What you will do –
A – According to the prostate cancer text, how many of the 2002 unique proteins could be mapped at the gene level to the target of a therapeutic intervention?
B – For each statement, say whether it agrees with the prostate cancer text, and quote the words that decide it: (i) MMP7 mapped to marimastat. (ii) MSMB was highly abundant in Gleason grade group 4 cells. (iii) The random forest analyses identified CREB3L4 as the most important gene for telling benign cells from GG4 cells.
C – Reproduce word for word the part of the prostate cancer text starting with "Out of the 2002" and going on through "metalloproteinase inhibitor, marimastat.".

Drug target analysis

Out of the 2002 unique proteins investigated, we identified 525 proteins that could be successfully mapped at the gene level to the target of a therapeutic intervention. Of these, ten (TPM3, PRSS3, PLG, MMP7, SERPINA1, SERPINA3, TNFRSF10B, C4A, HDGF, and LAYN) were associated with risk of at least one prostate cancer outcome after correction for multiple testing (525 proteins), and also showed evidence of colocalisation (Supplementary Table S4). For example, PLG and C4A mapped to the clot dissolving class of fibrinolytics, TPM3 mapped to phenethyl isothiocyanate, and MMP7 mapped to matrix metalloproteinase inhibitor, marimastat.

Spatial transcriptomic analysis

Of the 20 proteins that were associated with at least one prostate cancer outcome, we performed a targeted follow-up analysis for the two proteins with known high expression in the prostate tumour epithelium, MSMB and CREB3L4, using organ-wide spatial transcriptomic data on tissue obtained by radical prostatectomy from a patient with multifocal prostate cancer.³⁵ In analysing epithelial-rich spots, we observed marked differences of MSMB expression between benign cells, where MSMB was highly abundant, and Gleason grade group 4 (GG4) cells, where MSMB was very low or absent in a majority of cells (RNA Count MSMB_benign [median, interquartile range]: 532 [97–1310] vs. MSMB_GG4: 1.0 [0.0–6.0], Fig. 4c). A similarly, albeit more modestly, lower MSMB expression was observed in GG1 and GG2 cells (MSMB_GG1: 40.0 [8.0–75.0] and MSMB_GG2: 9.0 [4.0–21.0] compared to benign cells (Fig. 4c). A lower expression of CREB3L4 was noted in GG2 and GG4 cells compared to benign cells CREB3L4_benign: 3.0 [1.0–6.0] vs. CREB3L4_GG2: 1.0 [0.0–2.0] vs. CREB3L4_GG4: 0.0 [0.00–2.0], Supplementary Figure S2b). Additional genome-wide random forest analyses identified MSMB expression as the most important gene to distinguish between benign and GG4 cells (Fig. 5).

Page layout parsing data
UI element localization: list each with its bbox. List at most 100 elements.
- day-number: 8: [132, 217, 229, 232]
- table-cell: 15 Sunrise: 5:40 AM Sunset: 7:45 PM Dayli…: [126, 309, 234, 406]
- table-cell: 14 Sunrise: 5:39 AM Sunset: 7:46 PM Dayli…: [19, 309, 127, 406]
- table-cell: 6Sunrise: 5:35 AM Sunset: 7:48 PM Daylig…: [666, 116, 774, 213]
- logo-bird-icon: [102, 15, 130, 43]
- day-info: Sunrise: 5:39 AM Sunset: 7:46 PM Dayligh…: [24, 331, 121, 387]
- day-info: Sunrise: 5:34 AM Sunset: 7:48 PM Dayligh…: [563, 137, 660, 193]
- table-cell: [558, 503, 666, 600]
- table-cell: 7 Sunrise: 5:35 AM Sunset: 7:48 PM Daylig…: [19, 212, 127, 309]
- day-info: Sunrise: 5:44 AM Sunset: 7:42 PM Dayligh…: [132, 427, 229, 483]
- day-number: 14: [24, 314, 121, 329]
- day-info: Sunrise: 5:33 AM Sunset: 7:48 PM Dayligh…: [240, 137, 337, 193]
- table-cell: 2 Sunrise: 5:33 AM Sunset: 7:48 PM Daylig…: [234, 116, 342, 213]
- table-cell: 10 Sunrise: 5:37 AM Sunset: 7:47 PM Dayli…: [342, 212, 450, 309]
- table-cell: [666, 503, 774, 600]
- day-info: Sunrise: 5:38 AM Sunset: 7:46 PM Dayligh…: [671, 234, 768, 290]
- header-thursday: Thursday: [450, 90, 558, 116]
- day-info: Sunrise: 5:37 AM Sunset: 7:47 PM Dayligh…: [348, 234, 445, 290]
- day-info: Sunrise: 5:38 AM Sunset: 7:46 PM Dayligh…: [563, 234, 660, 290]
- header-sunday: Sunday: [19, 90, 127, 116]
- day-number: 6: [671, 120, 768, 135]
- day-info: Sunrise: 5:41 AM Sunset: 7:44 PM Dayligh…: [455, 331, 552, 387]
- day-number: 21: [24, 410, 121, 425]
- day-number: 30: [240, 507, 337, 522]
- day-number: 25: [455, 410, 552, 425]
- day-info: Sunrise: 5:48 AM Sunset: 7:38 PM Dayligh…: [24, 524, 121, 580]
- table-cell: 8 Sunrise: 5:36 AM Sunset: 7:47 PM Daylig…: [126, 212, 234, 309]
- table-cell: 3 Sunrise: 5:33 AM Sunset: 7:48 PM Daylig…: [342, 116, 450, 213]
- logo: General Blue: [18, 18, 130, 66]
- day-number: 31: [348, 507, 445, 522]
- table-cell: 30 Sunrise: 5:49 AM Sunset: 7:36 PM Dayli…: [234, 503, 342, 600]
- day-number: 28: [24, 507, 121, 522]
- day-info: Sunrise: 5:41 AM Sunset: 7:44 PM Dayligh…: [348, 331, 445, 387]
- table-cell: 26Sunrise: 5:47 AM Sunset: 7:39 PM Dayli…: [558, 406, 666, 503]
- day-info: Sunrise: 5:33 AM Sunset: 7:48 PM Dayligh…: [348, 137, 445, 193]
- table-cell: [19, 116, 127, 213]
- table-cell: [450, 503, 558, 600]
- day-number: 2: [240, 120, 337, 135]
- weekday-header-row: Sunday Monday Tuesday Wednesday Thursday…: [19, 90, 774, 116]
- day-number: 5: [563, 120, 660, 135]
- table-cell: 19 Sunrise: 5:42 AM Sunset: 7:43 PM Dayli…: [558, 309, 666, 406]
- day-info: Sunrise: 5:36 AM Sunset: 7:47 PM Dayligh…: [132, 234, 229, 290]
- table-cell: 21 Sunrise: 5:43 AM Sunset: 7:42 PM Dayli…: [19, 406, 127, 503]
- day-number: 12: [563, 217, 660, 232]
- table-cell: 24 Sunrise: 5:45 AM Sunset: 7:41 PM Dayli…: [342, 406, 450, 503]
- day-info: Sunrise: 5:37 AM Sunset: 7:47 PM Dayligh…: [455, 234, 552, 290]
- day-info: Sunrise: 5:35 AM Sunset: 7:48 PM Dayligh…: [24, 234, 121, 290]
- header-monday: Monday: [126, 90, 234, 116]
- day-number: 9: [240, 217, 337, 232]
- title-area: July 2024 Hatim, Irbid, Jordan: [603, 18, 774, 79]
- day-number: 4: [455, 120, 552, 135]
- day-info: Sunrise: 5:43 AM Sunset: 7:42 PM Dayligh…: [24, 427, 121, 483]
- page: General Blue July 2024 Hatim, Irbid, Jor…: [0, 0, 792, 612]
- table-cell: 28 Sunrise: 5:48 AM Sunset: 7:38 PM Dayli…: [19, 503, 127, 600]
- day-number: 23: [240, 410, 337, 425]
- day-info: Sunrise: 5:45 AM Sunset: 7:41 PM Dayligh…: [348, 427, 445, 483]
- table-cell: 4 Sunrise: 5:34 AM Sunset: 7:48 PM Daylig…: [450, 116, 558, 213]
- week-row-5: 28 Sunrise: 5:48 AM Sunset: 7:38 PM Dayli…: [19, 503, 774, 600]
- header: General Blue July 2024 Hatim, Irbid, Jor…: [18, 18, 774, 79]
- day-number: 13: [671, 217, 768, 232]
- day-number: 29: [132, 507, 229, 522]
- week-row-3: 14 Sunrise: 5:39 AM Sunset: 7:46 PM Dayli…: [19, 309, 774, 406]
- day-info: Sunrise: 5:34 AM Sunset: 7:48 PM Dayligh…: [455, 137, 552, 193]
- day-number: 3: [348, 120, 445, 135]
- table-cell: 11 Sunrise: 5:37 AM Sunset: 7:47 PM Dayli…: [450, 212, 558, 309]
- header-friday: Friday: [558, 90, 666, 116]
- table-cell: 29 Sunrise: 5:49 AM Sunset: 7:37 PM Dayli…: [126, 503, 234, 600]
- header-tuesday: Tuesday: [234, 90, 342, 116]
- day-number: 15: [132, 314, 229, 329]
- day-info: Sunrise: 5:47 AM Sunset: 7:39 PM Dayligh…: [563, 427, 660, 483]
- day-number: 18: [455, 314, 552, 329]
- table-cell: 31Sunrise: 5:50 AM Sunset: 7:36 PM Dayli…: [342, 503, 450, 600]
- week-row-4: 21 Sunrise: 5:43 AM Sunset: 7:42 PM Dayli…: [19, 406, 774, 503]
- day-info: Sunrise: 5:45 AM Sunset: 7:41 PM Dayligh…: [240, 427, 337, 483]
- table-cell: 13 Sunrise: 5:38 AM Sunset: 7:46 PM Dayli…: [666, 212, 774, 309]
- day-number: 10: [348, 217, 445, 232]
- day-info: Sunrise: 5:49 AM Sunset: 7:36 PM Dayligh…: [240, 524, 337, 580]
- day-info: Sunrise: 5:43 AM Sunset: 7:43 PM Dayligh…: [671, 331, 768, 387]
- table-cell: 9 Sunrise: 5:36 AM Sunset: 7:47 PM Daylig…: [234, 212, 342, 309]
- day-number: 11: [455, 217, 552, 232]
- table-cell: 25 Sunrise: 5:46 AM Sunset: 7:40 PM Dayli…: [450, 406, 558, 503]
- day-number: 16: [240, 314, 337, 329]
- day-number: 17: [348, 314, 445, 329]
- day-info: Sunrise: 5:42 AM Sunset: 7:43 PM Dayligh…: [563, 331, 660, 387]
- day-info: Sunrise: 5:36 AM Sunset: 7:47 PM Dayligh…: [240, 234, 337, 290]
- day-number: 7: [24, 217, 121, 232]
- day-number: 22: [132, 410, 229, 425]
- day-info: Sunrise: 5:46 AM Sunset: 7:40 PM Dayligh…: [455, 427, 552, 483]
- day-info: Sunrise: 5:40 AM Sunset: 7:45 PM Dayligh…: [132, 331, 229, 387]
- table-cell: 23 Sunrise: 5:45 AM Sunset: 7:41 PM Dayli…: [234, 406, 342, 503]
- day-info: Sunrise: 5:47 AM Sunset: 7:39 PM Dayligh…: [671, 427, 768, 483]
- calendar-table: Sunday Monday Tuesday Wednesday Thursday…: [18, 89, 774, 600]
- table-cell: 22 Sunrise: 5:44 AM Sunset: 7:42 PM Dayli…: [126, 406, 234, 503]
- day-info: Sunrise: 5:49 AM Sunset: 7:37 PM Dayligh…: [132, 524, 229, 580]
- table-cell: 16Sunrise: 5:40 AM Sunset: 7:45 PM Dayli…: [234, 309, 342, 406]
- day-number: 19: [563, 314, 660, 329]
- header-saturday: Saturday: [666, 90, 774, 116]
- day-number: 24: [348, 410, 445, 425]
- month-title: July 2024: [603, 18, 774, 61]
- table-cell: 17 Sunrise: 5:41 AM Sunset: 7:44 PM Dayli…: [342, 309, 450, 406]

Answers to the exercise –
A – 525 proteins.

B –
(i) Yes: "MMP7 mapped to matrix metalloproteinase inhibitor, marimastat"
(ii) No: "Gleason grade group 4 (GG4) cells, where MSMB was very low or absent in a majority of cells"
(iii) No: "identified MSMB expression as the most important gene to distinguish between benign and GG4 cells"

C –
Out of the 2002 unique proteins investigated, we identified 525 proteins that could be successfully mapped at the gene level to the target of a therapeutic intervention. Of these, ten (TPM3, PRSS3, PLG, MMP7, SERPINA1, SERPINA3, TNFRSF10B, C4A, HDGF, and LAYN) were associated with risk of at least one prostate cancer outcome after correction for multiple testing (525 proteins), and also showed evidence of colocalisation (Supplementary Table S4). For example, PLG and C4A mapped to the clot dissolving class of fibrinolytics, TPM3 mapped to phenethyl isothiocyanate, and MMP7 mapped to matrix metalloproteinase inhibitor, marimastat.